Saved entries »

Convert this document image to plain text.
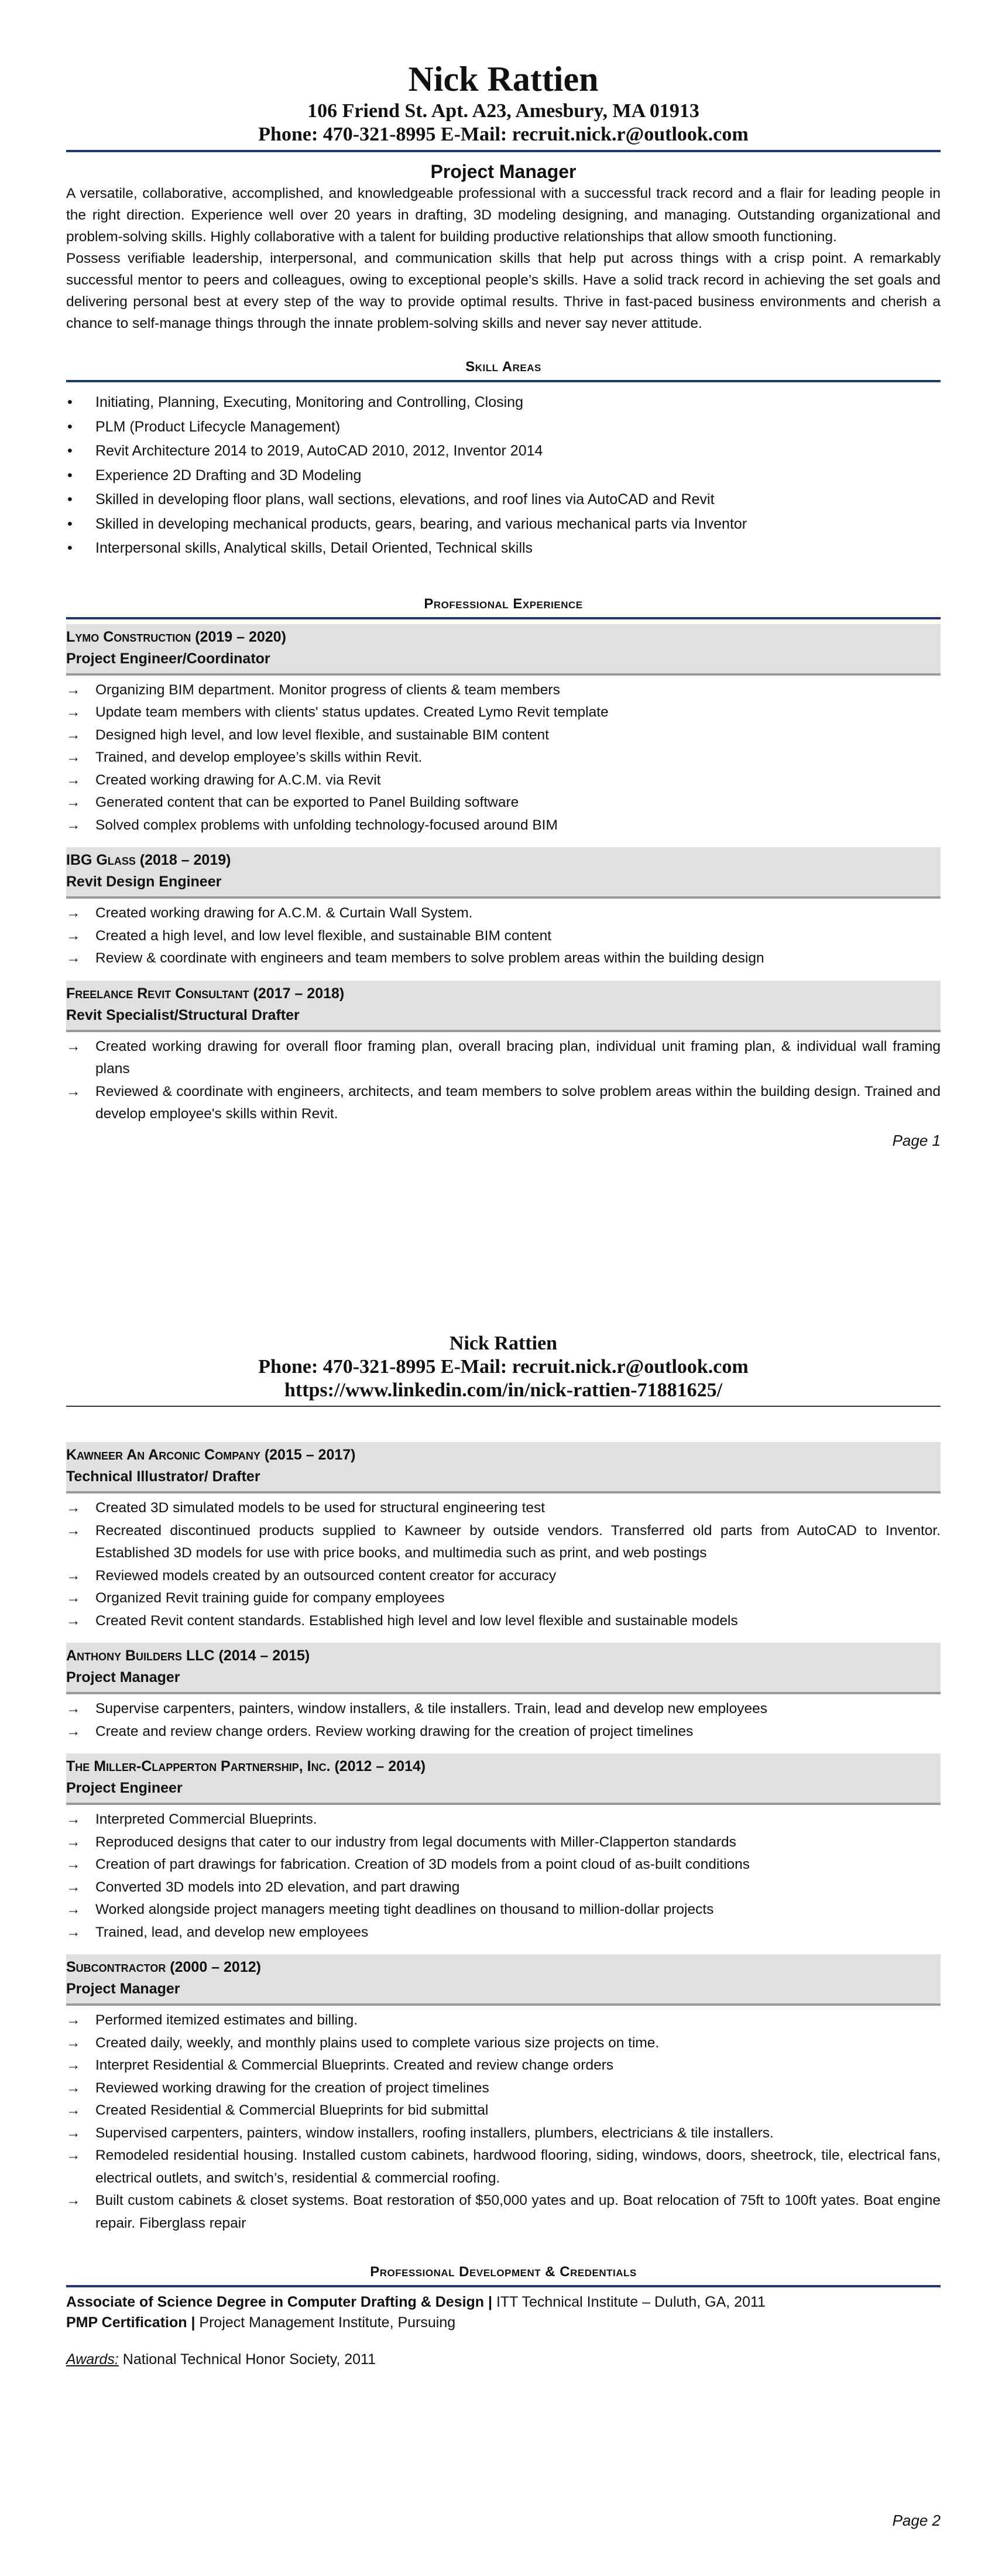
Nick Rattien
106 Friend St. Apt. A23, Amesbury, MA 01913
Phone: 470-321-8995 E-Mail: recruit.nick.r@outlook.com
Project Manager

A versatile, collaborative, accomplished, and knowledgeable professional with a successful track record and a flair for leading people in the right direction. Experience well over 20 years in drafting, 3D modeling designing, and managing. Outstanding organizational and problem-solving skills. Highly collaborative with a talent for building productive relationships that allow smooth functioning.

Possess verifiable leadership, interpersonal, and communication skills that help put across things with a crisp point. A remarkably successful mentor to peers and colleagues, owing to exceptional people’s skills. Have a solid track record in achieving the set goals and delivering personal best at every step of the way to provide optimal results. Thrive in fast-paced business environments and cherish a chance to self-manage things through the innate problem-solving skills and never say never attitude.

Skill Areas
• Initiating, Planning, Executing, Monitoring and Controlling, Closing
• PLM (Product Lifecycle Management)
• Revit Architecture 2014 to 2019, AutoCAD 2010, 2012, Inventor 2014
• Experience 2D Drafting and 3D Modeling
• Skilled in developing floor plans, wall sections, elevations, and roof lines via AutoCAD and Revit
• Skilled in developing mechanical products, gears, bearing, and various mechanical parts via Inventor
• Interpersonal skills, Analytical skills, Detail Oriented, Technical skills
Professional Experience
Lymo Construction (2019 – 2020)
Project Engineer/Coordinator
→ Organizing BIM department. Monitor progress of clients & team members
→ Update team members with clients' status updates. Created Lymo Revit template
→ Designed high level, and low level flexible, and sustainable BIM content
→ Trained, and develop employee’s skills within Revit.
→ Created working drawing for A.C.M. via Revit
→ Generated content that can be exported to Panel Building software
→ Solved complex problems with unfolding technology-focused around BIM
IBG Glass (2018 – 2019)
Revit Design Engineer
→ Created working drawing for A.C.M. & Curtain Wall System.
→ Created a high level, and low level flexible, and sustainable BIM content
→ Review & coordinate with engineers and team members to solve problem areas within the building design
Freelance Revit Consultant (2017 – 2018)
Revit Specialist/Structural Drafter
→ Created working drawing for overall floor framing plan, overall bracing plan, individual unit framing plan, & individual wall framing plans
→ Reviewed & coordinate with engineers, architects, and team members to solve problem areas within the building design. Trained and develop employee's skills within Revit.
Page 1
Nick Rattien
Phone: 470-321-8995 E-Mail: recruit.nick.r@outlook.com
https://www.linkedin.com/in/nick-rattien-71881625/
Kawneer An Arconic Company (2015 – 2017)
Technical Illustrator/ Drafter
→ Created 3D simulated models to be used for structural engineering test
→ Recreated discontinued products supplied to Kawneer by outside vendors. Transferred old parts from AutoCAD to Inventor. Established 3D models for use with price books, and multimedia such as print, and web postings
→ Reviewed models created by an outsourced content creator for accuracy
→ Organized Revit training guide for company employees
→ Created Revit content standards. Established high level and low level flexible and sustainable models
Anthony Builders LLC (2014 – 2015)
Project Manager
→ Supervise carpenters, painters, window installers, & tile installers. Train, lead and develop new employees
→ Create and review change orders. Review working drawing for the creation of project timelines
The Miller-Clapperton Partnership, Inc. (2012 – 2014)
Project Engineer
→ Interpreted Commercial Blueprints.
→ Reproduced designs that cater to our industry from legal documents with Miller-Clapperton standards
→ Creation of part drawings for fabrication. Creation of 3D models from a point cloud of as-built conditions
→ Converted 3D models into 2D elevation, and part drawing
→ Worked alongside project managers meeting tight deadlines on thousand to million-dollar projects
→ Trained, lead, and develop new employees
Subcontractor (2000 – 2012)
Project Manager
→ Performed itemized estimates and billing.
→ Created daily, weekly, and monthly plains used to complete various size projects on time.
→ Interpret Residential & Commercial Blueprints. Created and review change orders
→ Reviewed working drawing for the creation of project timelines
→ Created Residential & Commercial Blueprints for bid submittal
→ Supervised carpenters, painters, window installers, roofing installers, plumbers, electricians & tile installers.
→ Remodeled residential housing. Installed custom cabinets, hardwood flooring, siding, windows, doors, sheetrock, tile, electrical fans, electrical outlets, and switch’s, residential & commercial roofing.
→ Built custom cabinets & closet systems. Boat restoration of $50,000 yates and up. Boat relocation of 75ft to 100ft yates. Boat engine repair. Fiberglass repair
Professional Development & Credentials
Associate of Science Degree in Computer Drafting & Design | ITT Technical Institute – Duluth, GA, 2011
PMP Certification | Project Management Institute, Pursuing
Awards: National Technical Honor Society, 2011
Page 2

Problem to work on » Extract the full listing above verbatim; pictures are to be left out of the copy.

The solution »
Convert this document image to plain text.
Nick Rattien
106 Friend St. Apt. A23, Amesbury, MA 01913
Phone: 470-321-8995 E-Mail: recruit.nick.r@outlook.com
Project Manager

A versatile, collaborative, accomplished, and knowledgeable professional with a successful track record and a flair for leading people in the right direction. Experience well over 20 years in drafting, 3D modeling designing, and managing. Outstanding organizational and problem-solving skills. Highly collaborative with a talent for building productive relationships that allow smooth functioning.

Possess verifiable leadership, interpersonal, and communication skills that help put across things with a crisp point. A remarkably successful mentor to peers and colleagues, owing to exceptional people’s skills. Have a solid track record in achieving the set goals and delivering personal best at every step of the way to provide optimal results. Thrive in fast-paced business environments and cherish a chance to self-manage things through the innate problem-solving skills and never say never attitude.

Skill Areas
• Initiating, Planning, Executing, Monitoring and Controlling, Closing
• PLM (Product Lifecycle Management)
• Revit Architecture 2014 to 2019, AutoCAD 2010, 2012, Inventor 2014
• Experience 2D Drafting and 3D Modeling
• Skilled in developing floor plans, wall sections, elevations, and roof lines via AutoCAD and Revit
• Skilled in developing mechanical products, gears, bearing, and various mechanical parts via Inventor
• Interpersonal skills, Analytical skills, Detail Oriented, Technical skills
Professional Experience
Lymo Construction (2019 – 2020)
Project Engineer/Coordinator
→ Organizing BIM department. Monitor progress of clients & team members
→ Update team members with clients' status updates. Created Lymo Revit template
→ Designed high level, and low level flexible, and sustainable BIM content
→ Trained, and develop employee’s skills within Revit.
→ Created working drawing for A.C.M. via Revit
→ Generated content that can be exported to Panel Building software
→ Solved complex problems with unfolding technology-focused around BIM
IBG Glass (2018 – 2019)
Revit Design Engineer
→ Created working drawing for A.C.M. & Curtain Wall System.
→ Created a high level, and low level flexible, and sustainable BIM content
→ Review & coordinate with engineers and team members to solve problem areas within the building design
Freelance Revit Consultant (2017 – 2018)
Revit Specialist/Structural Drafter
→ Created working drawing for overall floor framing plan, overall bracing plan, individual unit framing plan, & individual wall framing plans
→ Reviewed & coordinate with engineers, architects, and team members to solve problem areas within the building design. Trained and develop employee's skills within Revit.
Page 1
Nick Rattien
Phone: 470-321-8995 E-Mail: recruit.nick.r@outlook.com
https://www.linkedin.com/in/nick-rattien-71881625/
Kawneer An Arconic Company (2015 – 2017)
Technical Illustrator/ Drafter
→ Created 3D simulated models to be used for structural engineering test
→ Recreated discontinued products supplied to Kawneer by outside vendors. Transferred old parts from AutoCAD to Inventor. Established 3D models for use with price books, and multimedia such as print, and web postings
→ Reviewed models created by an outsourced content creator for accuracy
→ Organized Revit training guide for company employees
→ Created Revit content standards. Established high level and low level flexible and sustainable models
Anthony Builders LLC (2014 – 2015)
Project Manager
→ Supervise carpenters, painters, window installers, & tile installers. Train, lead and develop new employees
→ Create and review change orders. Review working drawing for the creation of project timelines
The Miller-Clapperton Partnership, Inc. (2012 – 2014)
Project Engineer
→ Interpreted Commercial Blueprints.
→ Reproduced designs that cater to our industry from legal documents with Miller-Clapperton standards
→ Creation of part drawings for fabrication. Creation of 3D models from a point cloud of as-built conditions
→ Converted 3D models into 2D elevation, and part drawing
→ Worked alongside project managers meeting tight deadlines on thousand to million-dollar projects
→ Trained, lead, and develop new employees
Subcontractor (2000 – 2012)
Project Manager
→ Performed itemized estimates and billing.
→ Created daily, weekly, and monthly plains used to complete various size projects on time.
→ Interpret Residential & Commercial Blueprints. Created and review change orders
→ Reviewed working drawing for the creation of project timelines
→ Created Residential & Commercial Blueprints for bid submittal
→ Supervised carpenters, painters, window installers, roofing installers, plumbers, electricians & tile installers.
→ Remodeled residential housing. Installed custom cabinets, hardwood flooring, siding, windows, doors, sheetrock, tile, electrical fans, electrical outlets, and switch’s, residential & commercial roofing.
→ Built custom cabinets & closet systems. Boat restoration of $50,000 yates and up. Boat relocation of 75ft to 100ft yates. Boat engine repair. Fiberglass repair
Professional Development & Credentials
Associate of Science Degree in Computer Drafting & Design | ITT Technical Institute – Duluth, GA, 2011
PMP Certification | Project Management Institute, Pursuing
Awards: National Technical Honor Society, 2011
Page 2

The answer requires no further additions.